(Records shown)
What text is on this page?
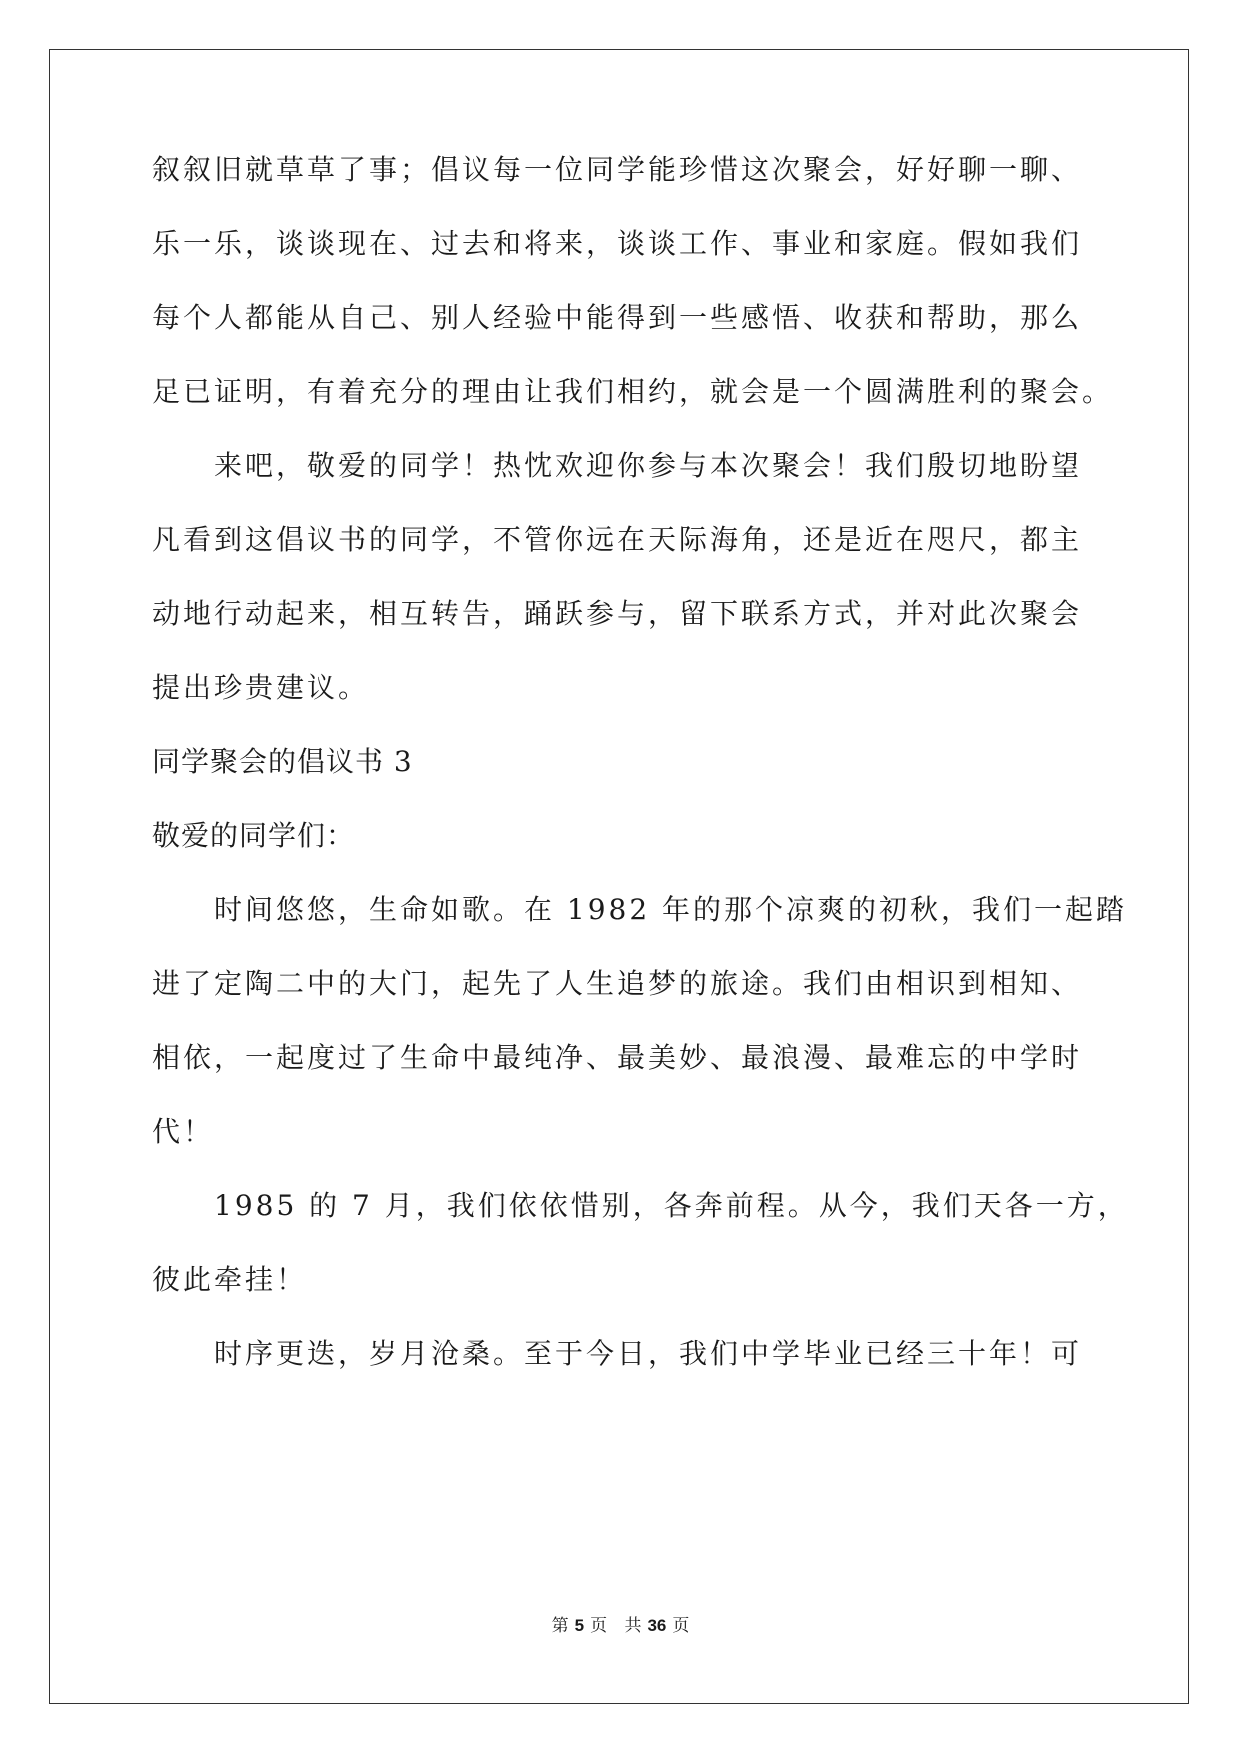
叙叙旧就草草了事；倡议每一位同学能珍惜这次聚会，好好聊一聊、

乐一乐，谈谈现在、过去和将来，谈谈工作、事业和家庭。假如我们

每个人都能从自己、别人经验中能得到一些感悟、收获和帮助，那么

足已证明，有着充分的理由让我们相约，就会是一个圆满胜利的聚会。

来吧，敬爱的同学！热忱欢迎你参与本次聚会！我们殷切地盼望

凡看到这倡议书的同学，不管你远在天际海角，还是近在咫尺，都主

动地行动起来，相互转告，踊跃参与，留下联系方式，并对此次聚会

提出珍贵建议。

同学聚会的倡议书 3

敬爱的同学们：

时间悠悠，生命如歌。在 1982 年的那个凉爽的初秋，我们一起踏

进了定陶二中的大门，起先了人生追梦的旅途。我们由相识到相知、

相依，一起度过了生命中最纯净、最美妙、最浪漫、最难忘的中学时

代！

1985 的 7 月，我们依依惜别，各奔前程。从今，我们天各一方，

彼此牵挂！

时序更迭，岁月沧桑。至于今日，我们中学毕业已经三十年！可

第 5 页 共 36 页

(Short exercise) Pictures stay out; repeat all the rest of the records exactly.

(Task result)
What text is on this page?
叙叙旧就草草了事；倡议每一位同学能珍惜这次聚会，好好聊一聊、

乐一乐，谈谈现在、过去和将来，谈谈工作、事业和家庭。假如我们

每个人都能从自己、别人经验中能得到一些感悟、收获和帮助，那么

足已证明，有着充分的理由让我们相约，就会是一个圆满胜利的聚会。

来吧，敬爱的同学！热忱欢迎你参与本次聚会！我们殷切地盼望

凡看到这倡议书的同学，不管你远在天际海角，还是近在咫尺，都主

动地行动起来，相互转告，踊跃参与，留下联系方式，并对此次聚会

提出珍贵建议。

同学聚会的倡议书 3

敬爱的同学们：

时间悠悠，生命如歌。在 1982 年的那个凉爽的初秋，我们一起踏

进了定陶二中的大门，起先了人生追梦的旅途。我们由相识到相知、

相依，一起度过了生命中最纯净、最美妙、最浪漫、最难忘的中学时

代！

1985 的 7 月，我们依依惜别，各奔前程。从今，我们天各一方，

彼此牵挂！

时序更迭，岁月沧桑。至于今日，我们中学毕业已经三十年！可

第 5 页 共 36 页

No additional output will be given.